Continuing Reformation
Echecrates: "Were you there with Socrates yourself, when he was executed, or did you hear about it from somebody else?"
Phaedo: "No, I was there myself, Echecrates."
….opening lines of the 'Phaedo', by Plato
Socrates' divinely authorised philosophical mission, authorised by the Oracle at Delphi, ended with his unjust, but legal, execution at the hands of his fellow Athenians. While awaiting execution he refused an offer of escape and flight to another Greek city-state. Socrates freely choose death rather than dishonour the laws of the Athens which had nurtured him and to which he was a loyal citizen. Plato's Phaedo describes Socrates last day on Earth where he debates with his friends on the possibility of a life after death. The Phaedo is set many years after Socrates' death. It is a dialogue between two Pythagoreans, a religious as well as a philosophical community, in which the older member tells a tale of the great Socrates. Socrates' philosophical mission survives his death so, in a very real sense, Socrates is victorious over death. Just as Jesus was? Perhaps.
Anglican theologians Anthony Hanson and Richard Hanson describe three possibilities regarding the Resurrection of Jesus. First is what they call the 'reductionist' model, much as the story of Socrates above. His followers, even though Jesus was lost to them, were driven by the memory of his life and mission, to continue the work regardless. A second model was the 'veridical vision' model. While the stories of the empty tomb were metaphorical the presence of the risen Jesus was genuinely experienced by his friends. Imagine a disciple trying to convince a doubting Thomas that Jesus, though dead, had really been among them. "It was so real, Thomas, it really was! So real that it was as if one could have put one’s hands in his wounds." And Thomas later learned that this was a valid metaphor when he himself experienced the risen Jesus. The Hansons described a third possibility - the veridical vision combined with the empty tomb; the story of the empty tomb being a literal rather than metaphorical truth.

-- WHAT THE TASK REQUIRES --
List every model of the Resurrection of Jesus that the passage on Socrates and the Resurrection attributes to Anthony Hanson and Richard Hanson.

Layout annotation records
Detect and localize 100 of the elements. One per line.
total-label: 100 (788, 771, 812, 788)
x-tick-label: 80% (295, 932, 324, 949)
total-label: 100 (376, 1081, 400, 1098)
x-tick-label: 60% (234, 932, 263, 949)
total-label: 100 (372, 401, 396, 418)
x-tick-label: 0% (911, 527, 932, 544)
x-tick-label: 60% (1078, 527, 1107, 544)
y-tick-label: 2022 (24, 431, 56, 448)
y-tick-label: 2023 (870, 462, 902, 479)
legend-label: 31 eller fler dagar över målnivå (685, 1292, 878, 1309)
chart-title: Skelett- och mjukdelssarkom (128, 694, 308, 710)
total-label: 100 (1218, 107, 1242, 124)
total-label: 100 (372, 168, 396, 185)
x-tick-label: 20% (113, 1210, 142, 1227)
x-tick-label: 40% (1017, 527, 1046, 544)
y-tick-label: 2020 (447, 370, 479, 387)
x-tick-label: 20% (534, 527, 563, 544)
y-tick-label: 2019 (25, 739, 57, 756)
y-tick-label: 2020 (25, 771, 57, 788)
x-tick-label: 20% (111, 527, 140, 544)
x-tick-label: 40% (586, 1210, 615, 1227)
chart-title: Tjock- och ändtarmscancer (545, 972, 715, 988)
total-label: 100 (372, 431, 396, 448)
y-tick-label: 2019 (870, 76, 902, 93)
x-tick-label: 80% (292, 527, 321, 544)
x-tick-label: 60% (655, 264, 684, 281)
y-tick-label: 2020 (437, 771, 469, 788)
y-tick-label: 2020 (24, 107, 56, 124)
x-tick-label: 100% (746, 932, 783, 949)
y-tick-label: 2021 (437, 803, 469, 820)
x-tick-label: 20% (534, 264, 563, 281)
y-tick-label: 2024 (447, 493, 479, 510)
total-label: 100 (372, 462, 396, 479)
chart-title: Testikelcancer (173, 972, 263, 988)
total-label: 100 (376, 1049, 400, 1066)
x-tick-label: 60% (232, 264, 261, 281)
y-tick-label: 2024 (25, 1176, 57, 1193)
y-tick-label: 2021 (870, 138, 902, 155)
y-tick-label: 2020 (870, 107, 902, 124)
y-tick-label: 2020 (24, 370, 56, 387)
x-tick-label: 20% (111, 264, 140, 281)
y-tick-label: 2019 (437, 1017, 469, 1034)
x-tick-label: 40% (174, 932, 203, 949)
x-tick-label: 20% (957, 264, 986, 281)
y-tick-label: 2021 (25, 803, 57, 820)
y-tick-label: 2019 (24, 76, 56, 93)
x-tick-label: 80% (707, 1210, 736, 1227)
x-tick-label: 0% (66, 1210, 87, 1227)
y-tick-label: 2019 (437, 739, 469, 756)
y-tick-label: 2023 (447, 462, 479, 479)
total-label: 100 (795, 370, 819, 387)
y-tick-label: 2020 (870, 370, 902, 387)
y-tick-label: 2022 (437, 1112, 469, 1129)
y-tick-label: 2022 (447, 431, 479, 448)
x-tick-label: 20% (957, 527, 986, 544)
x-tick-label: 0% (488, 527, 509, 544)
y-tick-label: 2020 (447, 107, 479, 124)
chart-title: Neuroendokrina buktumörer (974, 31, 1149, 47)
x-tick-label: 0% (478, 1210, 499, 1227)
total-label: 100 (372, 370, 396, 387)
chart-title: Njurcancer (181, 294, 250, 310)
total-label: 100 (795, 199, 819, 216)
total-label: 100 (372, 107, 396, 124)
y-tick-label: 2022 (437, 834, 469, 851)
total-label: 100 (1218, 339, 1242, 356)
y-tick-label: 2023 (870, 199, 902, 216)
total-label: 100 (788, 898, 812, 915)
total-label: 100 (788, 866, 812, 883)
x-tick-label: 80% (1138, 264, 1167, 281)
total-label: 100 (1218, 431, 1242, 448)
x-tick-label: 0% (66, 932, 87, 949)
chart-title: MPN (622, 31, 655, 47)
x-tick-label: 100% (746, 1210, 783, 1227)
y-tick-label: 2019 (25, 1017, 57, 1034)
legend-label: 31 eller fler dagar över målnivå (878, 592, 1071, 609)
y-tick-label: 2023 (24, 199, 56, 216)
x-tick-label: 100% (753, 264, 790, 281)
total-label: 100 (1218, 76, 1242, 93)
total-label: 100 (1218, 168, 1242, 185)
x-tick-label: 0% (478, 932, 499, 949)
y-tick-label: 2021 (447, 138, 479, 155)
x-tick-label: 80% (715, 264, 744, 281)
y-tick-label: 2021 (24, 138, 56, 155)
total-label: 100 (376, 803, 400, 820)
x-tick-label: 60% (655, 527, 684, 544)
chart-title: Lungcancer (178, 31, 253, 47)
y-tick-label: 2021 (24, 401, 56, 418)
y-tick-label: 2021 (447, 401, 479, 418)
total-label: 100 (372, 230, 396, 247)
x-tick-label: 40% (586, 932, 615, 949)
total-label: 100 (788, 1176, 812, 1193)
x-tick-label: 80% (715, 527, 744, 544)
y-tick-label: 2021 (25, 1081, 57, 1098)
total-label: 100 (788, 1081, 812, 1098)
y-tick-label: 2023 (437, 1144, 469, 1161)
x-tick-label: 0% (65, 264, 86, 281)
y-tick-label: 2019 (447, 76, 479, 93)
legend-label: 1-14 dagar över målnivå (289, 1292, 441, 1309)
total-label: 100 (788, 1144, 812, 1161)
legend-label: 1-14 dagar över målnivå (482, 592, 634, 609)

-- RESULT FOR THIS EXERCISE --
1. The "reductionist" model: his followers, though Jesus was lost to them, were driven by the memory of his life and mission to continue the work.
2. The "veridical vision" model: the stories of the empty tomb were metaphorical, but his friends genuinely experienced the presence of the risen Jesus.
3. The veridical vision combined with the empty tomb: the story of the empty tomb is a literal rather than a metaphorical truth.